[Saved entries]
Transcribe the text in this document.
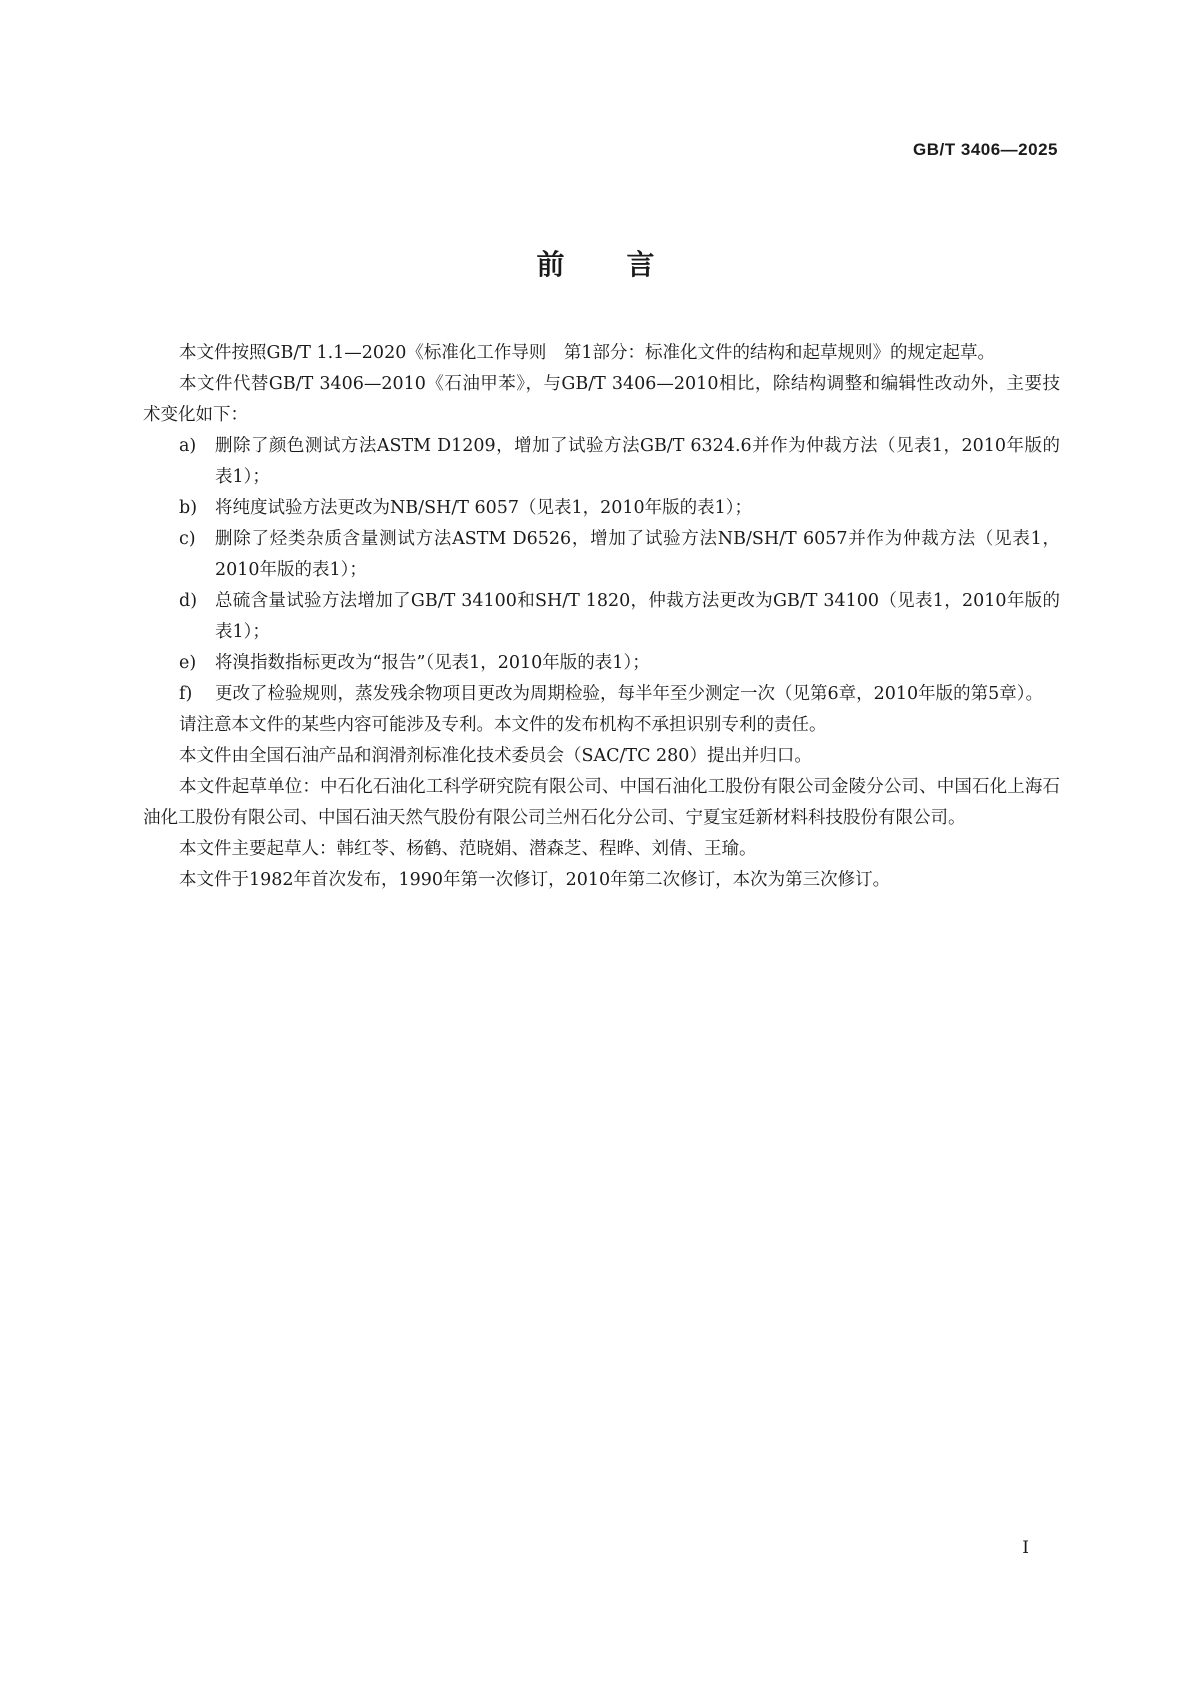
GB/T 3406—2025
前 言

本文件按照GB/T 1.1—2020《标准化工作导则　第1部分：标准化文件的结构和起草规则》的规定起草。

本文件代替GB/T 3406—2010《石油甲苯》，与GB/T 3406—2010相比，除结构调整和编辑性改动外，主要技术变化如下：

a)	删除了颜色测试方法ASTM D1209，增加了试验方法GB/T 6324.6并作为仲裁方法（见表1，2010年版的表1）；
b)	将纯度试验方法更改为NB/SH/T 6057（见表1，2010年版的表1）；
c)	删除了烃类杂质含量测试方法ASTM D6526，增加了试验方法NB/SH/T 6057并作为仲裁方法（见表1，2010年版的表1）；
d)	总硫含量试验方法增加了GB/T 34100和SH/T 1820，仲裁方法更改为GB/T 34100（见表1，2010年版的表1）；
e)	将溴指数指标更改为“报告”（见表1，2010年版的表1）；
f)	更改了检验规则，蒸发残余物项目更改为周期检验，每半年至少测定一次（见第6章，2010年版的第5章）。

请注意本文件的某些内容可能涉及专利。本文件的发布机构不承担识别专利的责任。

本文件由全国石油产品和润滑剂标准化技术委员会（SAC/TC 280）提出并归口。

本文件起草单位：中石化石油化工科学研究院有限公司、中国石油化工股份有限公司金陵分公司、中国石化上海石油化工股份有限公司、中国石油天然气股份有限公司兰州石化分公司、宁夏宝廷新材料科技股份有限公司。

本文件主要起草人：韩红苓、杨鹤、范晓娟、潜森芝、程晔、刘倩、王瑜。

本文件于1982年首次发布，1990年第一次修订，2010年第二次修订，本次为第三次修订。

I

PROBLEM REQUIREMENTS
Omitting all images, retype each line of the records precisely.

OUTPUT BELOW
Transcribe the text in this document.
GB/T 3406—2025
前 言

本文件按照GB/T 1.1—2020《标准化工作导则　第1部分：标准化文件的结构和起草规则》的规定起草。

本文件代替GB/T 3406—2010《石油甲苯》，与GB/T 3406—2010相比，除结构调整和编辑性改动外，主要技术变化如下：

a)	删除了颜色测试方法ASTM D1209，增加了试验方法GB/T 6324.6并作为仲裁方法（见表1，2010年版的表1）；
b)	将纯度试验方法更改为NB/SH/T 6057（见表1，2010年版的表1）；
c)	删除了烃类杂质含量测试方法ASTM D6526，增加了试验方法NB/SH/T 6057并作为仲裁方法（见表1，2010年版的表1）；
d)	总硫含量试验方法增加了GB/T 34100和SH/T 1820，仲裁方法更改为GB/T 34100（见表1，2010年版的表1）；
e)	将溴指数指标更改为“报告”（见表1，2010年版的表1）；
f)	更改了检验规则，蒸发残余物项目更改为周期检验，每半年至少测定一次（见第6章，2010年版的第5章）。

请注意本文件的某些内容可能涉及专利。本文件的发布机构不承担识别专利的责任。

本文件由全国石油产品和润滑剂标准化技术委员会（SAC/TC 280）提出并归口。

本文件起草单位：中石化石油化工科学研究院有限公司、中国石油化工股份有限公司金陵分公司、中国石化上海石油化工股份有限公司、中国石油天然气股份有限公司兰州石化分公司、宁夏宝廷新材料科技股份有限公司。

本文件主要起草人：韩红苓、杨鹤、范晓娟、潜森芝、程晔、刘倩、王瑜。

本文件于1982年首次发布，1990年第一次修订，2010年第二次修订，本次为第三次修订。

I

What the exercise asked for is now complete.